◆ WRITTEN EXERCISE:
Below is some material; set it all down exactly, apart from the pictures.

* START DATA FOR PROCESSING *

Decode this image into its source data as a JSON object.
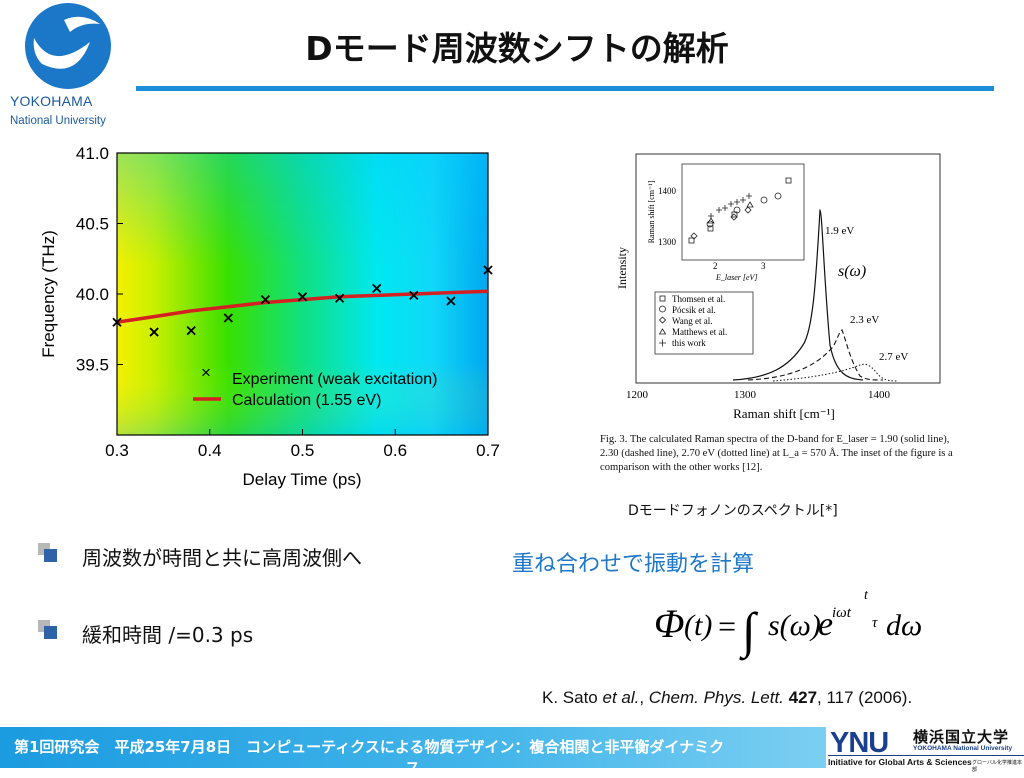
{
  "header": {
    "logo_line1": "YOKOHAMA",
    "logo_line2": "National University",
    "title": "Dモード周波数シフトの解析",
    "accent_color": "#1b8dd9"
  },
  "chart_data": [
    {
      "type": "scatter",
      "title": "",
      "xlabel": "Delay Time (ps)",
      "ylabel": "Frequency (THz)",
      "xlim": [
        0.3,
        0.7
      ],
      "ylim": [
        39.0,
        41.0
      ],
      "xticks": [
        "0.3",
        "0.4",
        "0.5",
        "0.6",
        "0.7"
      ],
      "yticks": [
        "39.5",
        "40.0",
        "40.5",
        "41.0"
      ],
      "background": "heatmap (yellow at left, green middle, cyan/blue right)",
      "legend_position": "lower-right",
      "series": [
        {
          "name": "Experiment (weak excitation)",
          "marker": "x",
          "color": "#000000",
          "x": [
            0.3,
            0.34,
            0.38,
            0.42,
            0.46,
            0.5,
            0.54,
            0.58,
            0.62,
            0.66,
            0.7
          ],
          "y": [
            39.8,
            39.73,
            39.74,
            39.83,
            39.96,
            39.98,
            39.97,
            40.04,
            39.99,
            39.95,
            40.17
          ]
        },
        {
          "name": "Calculation (1.55 eV)",
          "line": "solid",
          "color": "#d42020",
          "x": [
            0.3,
            0.34,
            0.38,
            0.42,
            0.46,
            0.5,
            0.54,
            0.58,
            0.62,
            0.66,
            0.7
          ],
          "y": [
            39.8,
            39.84,
            39.88,
            39.91,
            39.94,
            39.96,
            39.98,
            39.99,
            40.0,
            40.01,
            40.02
          ]
        }
      ]
    },
    {
      "type": "line",
      "title": "",
      "xlabel": "Raman shift [cm⁻¹]",
      "ylabel": "Intensity",
      "xlim": [
        1200,
        1450
      ],
      "xticks": [
        "1200",
        "1300",
        "1400"
      ],
      "annotation": "s(ω)",
      "series": [
        {
          "name": "1.9 eV",
          "line": "solid",
          "peak_x": 1360
        },
        {
          "name": "2.3 eV",
          "line": "dashed",
          "peak_x": 1380
        },
        {
          "name": "2.7 eV",
          "line": "dotted",
          "peak_x": 1405
        }
      ],
      "inset": {
        "type": "scatter",
        "xlabel": "E_laser [eV]",
        "ylabel": "Raman shift [cm⁻¹]",
        "xticks": [
          "2",
          "3"
        ],
        "yticks": [
          "1300",
          "1400"
        ],
        "legend": [
          "Thomsen et al.",
          "Pócsik et al.",
          "Wang et al.",
          "Matthews et al.",
          "this work"
        ]
      },
      "caption": "Fig. 3. The calculated Raman spectra of the D-band for E_laser = 1.90 (solid line), 2.30 (dashed line), 2.70 eV (dotted line) at L_a = 570 Å. The inset of the figure is a comparison with the other works [12]."
    }
  ],
  "figure_right": {
    "inset_y_1400": "1400",
    "inset_y_1300": "1300",
    "inset_x_2": "2",
    "inset_x_3": "3",
    "inset_ylabel": "Raman shift [cm⁻¹]",
    "inset_xlabel": "E_laser [eV]",
    "legend": [
      "Thomsen et al.",
      "Pócsik et al.",
      "Wang et al.",
      "Matthews et al.",
      "this work"
    ],
    "ylabel": "Intensity",
    "xlabel": "Raman shift [cm⁻¹]",
    "x1200": "1200",
    "x1300": "1300",
    "x1400": "1400",
    "label_19": "1.9 eV",
    "label_23": "2.3 eV",
    "label_27": "2.7 eV",
    "s_omega": "s(ω)",
    "caption": "Fig. 3. The calculated Raman spectra of the D-band for E_laser = 1.90 (solid line), 2.30 (dashed line), 2.70 eV (dotted line) at L_a = 570 Å. The inset of the figure is a comparison with the other works [12]."
  },
  "spectrum_label": "Dモードフォノンのスペクトル[*]",
  "bullets": [
    {
      "text": "周波数が時間と共に高周波側へ"
    },
    {
      "text": "緩和時間 /=0.3 ps"
    }
  ],
  "superpose_label": "重ね合わせで振動を計算",
  "reference": {
    "authors": "K. Sato ",
    "etal": "et al.",
    "sep": ", ",
    "journal": "Chem. Phys. Lett.",
    "volume": "427",
    "rest": ", 117 (2006)."
  },
  "footer": {
    "text": "第1回研究会　平成25年7月8日　コンピューティクスによる物質デザイン：複合相関と非平衡ダイナミク",
    "text_wrap": "ス",
    "ynu_mark": "YNU",
    "ynu_ja": "横浜国立大学",
    "ynu_en": "YOKOHAMA National University",
    "ynu_sub": "Initiative for Global Arts & Sciences",
    "ynu_sub2": "グローバル化学推進本部"
  }
}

* END DATA FOR PROCESSING *

◆ THE ANSWER:
Decode this image into its source data as a JSON object.
{
  "header": {
    "logo_line1": "YOKOHAMA",
    "logo_line2": "National University",
    "title": "Dモード周波数シフトの解析",
    "accent_color": "#1b8dd9"
  },
  "chart_data": [
    {
      "type": "scatter",
      "title": "",
      "xlabel": "Delay Time (ps)",
      "ylabel": "Frequency (THz)",
      "xlim": [
        0.3,
        0.7
      ],
      "ylim": [
        39.0,
        41.0
      ],
      "xticks": [
        "0.3",
        "0.4",
        "0.5",
        "0.6",
        "0.7"
      ],
      "yticks": [
        "39.5",
        "40.0",
        "40.5",
        "41.0"
      ],
      "background": "heatmap (yellow at left, green middle, cyan/blue right)",
      "legend_position": "lower-right",
      "series": [
        {
          "name": "Experiment (weak excitation)",
          "marker": "x",
          "color": "#000000",
          "x": [
            0.3,
            0.34,
            0.38,
            0.42,
            0.46,
            0.5,
            0.54,
            0.58,
            0.62,
            0.66,
            0.7
          ],
          "y": [
            39.8,
            39.73,
            39.74,
            39.83,
            39.96,
            39.98,
            39.97,
            40.04,
            39.99,
            39.95,
            40.17
          ]
        },
        {
          "name": "Calculation (1.55 eV)",
          "line": "solid",
          "color": "#d42020",
          "x": [
            0.3,
            0.34,
            0.38,
            0.42,
            0.46,
            0.5,
            0.54,
            0.58,
            0.62,
            0.66,
            0.7
          ],
          "y": [
            39.8,
            39.84,
            39.88,
            39.91,
            39.94,
            39.96,
            39.98,
            39.99,
            40.0,
            40.01,
            40.02
          ]
        }
      ]
    },
    {
      "type": "line",
      "title": "",
      "xlabel": "Raman shift [cm⁻¹]",
      "ylabel": "Intensity",
      "xlim": [
        1200,
        1450
      ],
      "xticks": [
        "1200",
        "1300",
        "1400"
      ],
      "annotation": "s(ω)",
      "series": [
        {
          "name": "1.9 eV",
          "line": "solid",
          "peak_x": 1360
        },
        {
          "name": "2.3 eV",
          "line": "dashed",
          "peak_x": 1380
        },
        {
          "name": "2.7 eV",
          "line": "dotted",
          "peak_x": 1405
        }
      ],
      "inset": {
        "type": "scatter",
        "xlabel": "E_laser [eV]",
        "ylabel": "Raman shift [cm⁻¹]",
        "xticks": [
          "2",
          "3"
        ],
        "yticks": [
          "1300",
          "1400"
        ],
        "legend": [
          "Thomsen et al.",
          "Pócsik et al.",
          "Wang et al.",
          "Matthews et al.",
          "this work"
        ]
      },
      "caption": "Fig. 3. The calculated Raman spectra of the D-band for E_laser = 1.90 (solid line), 2.30 (dashed line), 2.70 eV (dotted line) at L_a = 570 Å. The inset of the figure is a comparison with the other works [12]."
    }
  ],
  "figure_right": {
    "inset_y_1400": "1400",
    "inset_y_1300": "1300",
    "inset_x_2": "2",
    "inset_x_3": "3",
    "inset_ylabel": "Raman shift [cm⁻¹]",
    "inset_xlabel": "E_laser [eV]",
    "legend": [
      "Thomsen et al.",
      "Pócsik et al.",
      "Wang et al.",
      "Matthews et al.",
      "this work"
    ],
    "ylabel": "Intensity",
    "xlabel": "Raman shift [cm⁻¹]",
    "x1200": "1200",
    "x1300": "1300",
    "x1400": "1400",
    "label_19": "1.9 eV",
    "label_23": "2.3 eV",
    "label_27": "2.7 eV",
    "s_omega": "s(ω)",
    "caption": "Fig. 3. The calculated Raman spectra of the D-band for E_laser = 1.90 (solid line), 2.30 (dashed line), 2.70 eV (dotted line) at L_a = 570 Å. The inset of the figure is a comparison with the other works [12]."
  },
  "spectrum_label": "Dモードフォノンのスペクトル[*]",
  "bullets": [
    {
      "text": "周波数が時間と共に高周波側へ"
    },
    {
      "text": "緩和時間 /=0.3 ps"
    }
  ],
  "superpose_label": "重ね合わせで振動を計算",
  "reference": {
    "authors": "K. Sato ",
    "etal": "et al.",
    "sep": ", ",
    "journal": "Chem. Phys. Lett.",
    "volume": "427",
    "rest": ", 117 (2006)."
  },
  "footer": {
    "text": "第1回研究会　平成25年7月8日　コンピューティクスによる物質デザイン：複合相関と非平衡ダイナミク",
    "text_wrap": "ス",
    "ynu_mark": "YNU",
    "ynu_ja": "横浜国立大学",
    "ynu_en": "YOKOHAMA National University",
    "ynu_sub": "Initiative for Global Arts & Sciences",
    "ynu_sub2": "グローバル化学推進本部"
  }
}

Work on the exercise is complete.